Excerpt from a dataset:
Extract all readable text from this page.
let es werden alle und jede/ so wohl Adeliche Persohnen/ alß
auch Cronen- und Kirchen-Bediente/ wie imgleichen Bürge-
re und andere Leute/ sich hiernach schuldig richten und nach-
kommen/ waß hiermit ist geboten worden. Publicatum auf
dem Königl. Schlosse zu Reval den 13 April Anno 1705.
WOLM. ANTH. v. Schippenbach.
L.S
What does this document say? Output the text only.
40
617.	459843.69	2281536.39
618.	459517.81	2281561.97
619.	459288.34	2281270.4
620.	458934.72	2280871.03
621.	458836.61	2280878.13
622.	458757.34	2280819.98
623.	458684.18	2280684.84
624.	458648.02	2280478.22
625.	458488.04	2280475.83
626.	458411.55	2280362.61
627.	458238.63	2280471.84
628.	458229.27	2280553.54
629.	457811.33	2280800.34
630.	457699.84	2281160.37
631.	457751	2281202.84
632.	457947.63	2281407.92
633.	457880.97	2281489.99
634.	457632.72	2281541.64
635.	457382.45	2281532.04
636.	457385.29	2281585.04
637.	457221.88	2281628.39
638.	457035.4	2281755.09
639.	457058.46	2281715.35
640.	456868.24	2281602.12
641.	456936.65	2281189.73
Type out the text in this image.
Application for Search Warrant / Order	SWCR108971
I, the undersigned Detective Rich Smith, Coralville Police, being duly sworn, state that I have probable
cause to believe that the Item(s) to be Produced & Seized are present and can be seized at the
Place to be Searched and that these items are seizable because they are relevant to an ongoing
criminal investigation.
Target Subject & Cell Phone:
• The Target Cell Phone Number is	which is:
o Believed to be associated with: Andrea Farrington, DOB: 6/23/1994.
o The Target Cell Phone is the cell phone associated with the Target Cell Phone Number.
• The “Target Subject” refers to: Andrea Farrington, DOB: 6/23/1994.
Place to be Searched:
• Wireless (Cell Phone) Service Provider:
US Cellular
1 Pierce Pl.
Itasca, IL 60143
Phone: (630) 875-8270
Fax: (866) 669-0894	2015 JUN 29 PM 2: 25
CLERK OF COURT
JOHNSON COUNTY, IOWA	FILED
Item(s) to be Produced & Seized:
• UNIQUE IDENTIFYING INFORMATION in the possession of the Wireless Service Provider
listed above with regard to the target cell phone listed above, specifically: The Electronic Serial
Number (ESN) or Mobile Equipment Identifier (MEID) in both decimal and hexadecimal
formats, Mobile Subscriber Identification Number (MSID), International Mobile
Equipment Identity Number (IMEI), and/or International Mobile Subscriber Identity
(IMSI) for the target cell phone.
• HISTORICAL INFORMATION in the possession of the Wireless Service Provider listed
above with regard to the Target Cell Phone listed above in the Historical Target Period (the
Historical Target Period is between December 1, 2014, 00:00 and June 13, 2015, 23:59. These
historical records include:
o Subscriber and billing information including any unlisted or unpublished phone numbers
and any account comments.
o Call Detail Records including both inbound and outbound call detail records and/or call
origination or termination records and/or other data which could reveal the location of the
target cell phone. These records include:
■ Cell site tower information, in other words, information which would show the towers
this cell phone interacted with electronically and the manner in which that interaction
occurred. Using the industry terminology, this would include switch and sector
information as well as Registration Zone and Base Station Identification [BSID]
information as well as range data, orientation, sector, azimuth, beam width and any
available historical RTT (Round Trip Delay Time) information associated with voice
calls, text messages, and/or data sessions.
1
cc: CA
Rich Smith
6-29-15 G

INSTRUCTIONS TO FOLLOW: Print back all the lines verbatim.

TASK RESULT:
Extract all readable text from this page.
let es werden alle und jede/ so wohl Adeliche Persohnen/ alß
auch Cronen- und Kirchen-Bediente/ wie imgleichen Bürge-
re und andere Leute/ sich hiernach schuldig richten und nach-
kommen/ waß hiermit ist geboten worden. Publicatum auf
dem Königl. Schlosse zu Reval den 13 April Anno 1705.
WOLM. ANTH. v. Schippenbach.
L.S
What does this document say? Output the text only.
40
617.	459843.69	2281536.39
618.	459517.81	2281561.97
619.	459288.34	2281270.4
620.	458934.72	2280871.03
621.	458836.61	2280878.13
622.	458757.34	2280819.98
623.	458684.18	2280684.84
624.	458648.02	2280478.22
625.	458488.04	2280475.83
626.	458411.55	2280362.61
627.	458238.63	2280471.84
628.	458229.27	2280553.54
629.	457811.33	2280800.34
630.	457699.84	2281160.37
631.	457751	2281202.84
632.	457947.63	2281407.92
633.	457880.97	2281489.99
634.	457632.72	2281541.64
635.	457382.45	2281532.04
636.	457385.29	2281585.04
637.	457221.88	2281628.39
638.	457035.4	2281755.09
639.	457058.46	2281715.35
640.	456868.24	2281602.12
641.	456936.65	2281189.73
Type out the text in this image.
Application for Search Warrant / Order	SWCR108971
I, the undersigned Detective Rich Smith, Coralville Police, being duly sworn, state that I have probable
cause to believe that the Item(s) to be Produced & Seized are present and can be seized at the
Place to be Searched and that these items are seizable because they are relevant to an ongoing
criminal investigation.
Target Subject & Cell Phone:
• The Target Cell Phone Number is	which is:
o Believed to be associated with: Andrea Farrington, DOB: 6/23/1994.
o The Target Cell Phone is the cell phone associated with the Target Cell Phone Number.
• The “Target Subject” refers to: Andrea Farrington, DOB: 6/23/1994.
Place to be Searched:
• Wireless (Cell Phone) Service Provider:
US Cellular
1 Pierce Pl.
Itasca, IL 60143
Phone: (630) 875-8270
Fax: (866) 669-0894	2015 JUN 29 PM 2: 25
CLERK OF COURT
JOHNSON COUNTY, IOWA	FILED
Item(s) to be Produced & Seized:
• UNIQUE IDENTIFYING INFORMATION in the possession of the Wireless Service Provider
listed above with regard to the target cell phone listed above, specifically: The Electronic Serial
Number (ESN) or Mobile Equipment Identifier (MEID) in both decimal and hexadecimal
formats, Mobile Subscriber Identification Number (MSID), International Mobile
Equipment Identity Number (IMEI), and/or International Mobile Subscriber Identity
(IMSI) for the target cell phone.
• HISTORICAL INFORMATION in the possession of the Wireless Service Provider listed
above with regard to the Target Cell Phone listed above in the Historical Target Period (the
Historical Target Period is between December 1, 2014, 00:00 and June 13, 2015, 23:59. These
historical records include:
o Subscriber and billing information including any unlisted or unpublished phone numbers
and any account comments.
o Call Detail Records including both inbound and outbound call detail records and/or call
origination or termination records and/or other data which could reveal the location of the
target cell phone. These records include:
■ Cell site tower information, in other words, information which would show the towers
this cell phone interacted with electronically and the manner in which that interaction
occurred. Using the industry terminology, this would include switch and sector
information as well as Registration Zone and Base Station Identification [BSID]
information as well as range data, orientation, sector, azimuth, beam width and any
available historical RTT (Round Trip Delay Time) information associated with voice
calls, text messages, and/or data sessions.
1
cc: CA
Rich Smith
6-29-15 G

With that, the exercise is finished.